▸ **Given instruction**: Output the material beneath this task exactly, images excluded.

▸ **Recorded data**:
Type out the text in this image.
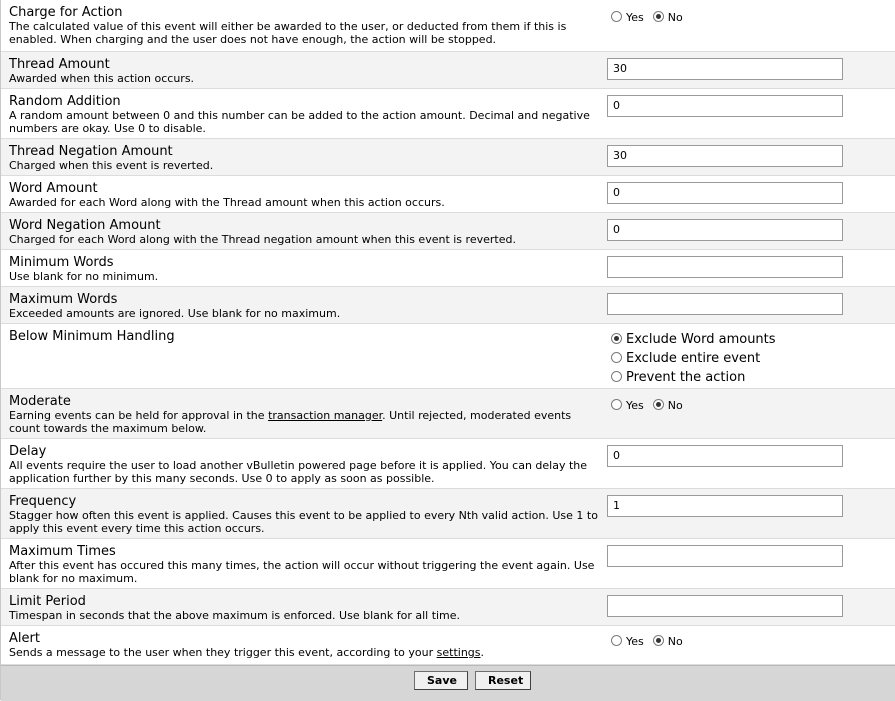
Charge for Action
The calculated value of this event will either be awarded to the user, or deducted from them if this is enabled. When charging and the user does not have enough, the action will be stopped.
Yes No
Thread Amount
Awarded when this action occurs.
30
Random Addition
A random amount between 0 and this number can be added to the action amount. Decimal and negative numbers are okay. Use 0 to disable.
0
Thread Negation Amount
Charged when this event is reverted.
30
Word Amount
Awarded for each Word along with the Thread amount when this action occurs.
0
Word Negation Amount
Charged for each Word along with the Thread negation amount when this event is reverted.
0
Minimum Words
Use blank for no minimum.
Maximum Words
Exceeded amounts are ignored. Use blank for no maximum.
Below Minimum Handling	Exclude Word amounts
Exclude entire event
Prevent the action
Moderate
Earning events can be held for approval in the transaction manager. Until rejected, moderated events count towards the maximum below.
Yes No
Delay
All events require the user to load another vBulletin powered page before it is applied. You can delay the application further by this many seconds. Use 0 to apply as soon as possible.
0
Frequency
Stagger how often this event is applied. Causes this event to be applied to every Nth valid action. Use 1 to apply this event every time this action occurs.
1
Maximum Times
After this event has occured this many times, the action will occur without triggering the event again. Use blank for no maximum.
Limit Period
Timespan in seconds that the above maximum is enforced. Use blank for all time.
Alert
Sends a message to the user when they trigger this event, according to your settings.
Yes No
Save	Reset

▸ **Reply**:
Type out the text in this image.
Charge for Action
The calculated value of this event will either be awarded to the user, or deducted from them if this is enabled. When charging and the user does not have enough, the action will be stopped.
Yes No
Thread Amount
Awarded when this action occurs.
30
Random Addition
A random amount between 0 and this number can be added to the action amount. Decimal and negative numbers are okay. Use 0 to disable.
0
Thread Negation Amount
Charged when this event is reverted.
30
Word Amount
Awarded for each Word along with the Thread amount when this action occurs.
0
Word Negation Amount
Charged for each Word along with the Thread negation amount when this event is reverted.
0
Minimum Words
Use blank for no minimum.
Maximum Words
Exceeded amounts are ignored. Use blank for no maximum.
Below Minimum Handling	Exclude Word amounts
Exclude entire event
Prevent the action
Moderate
Earning events can be held for approval in the transaction manager. Until rejected, moderated events count towards the maximum below.
Yes No
Delay
All events require the user to load another vBulletin powered page before it is applied. You can delay the application further by this many seconds. Use 0 to apply as soon as possible.
0
Frequency
Stagger how often this event is applied. Causes this event to be applied to every Nth valid action. Use 1 to apply this event every time this action occurs.
1
Maximum Times
After this event has occured this many times, the action will occur without triggering the event again. Use blank for no maximum.
Limit Period
Timespan in seconds that the above maximum is enforced. Use blank for all time.
Alert
Sends a message to the user when they trigger this event, according to your settings.
Yes No
Save	Reset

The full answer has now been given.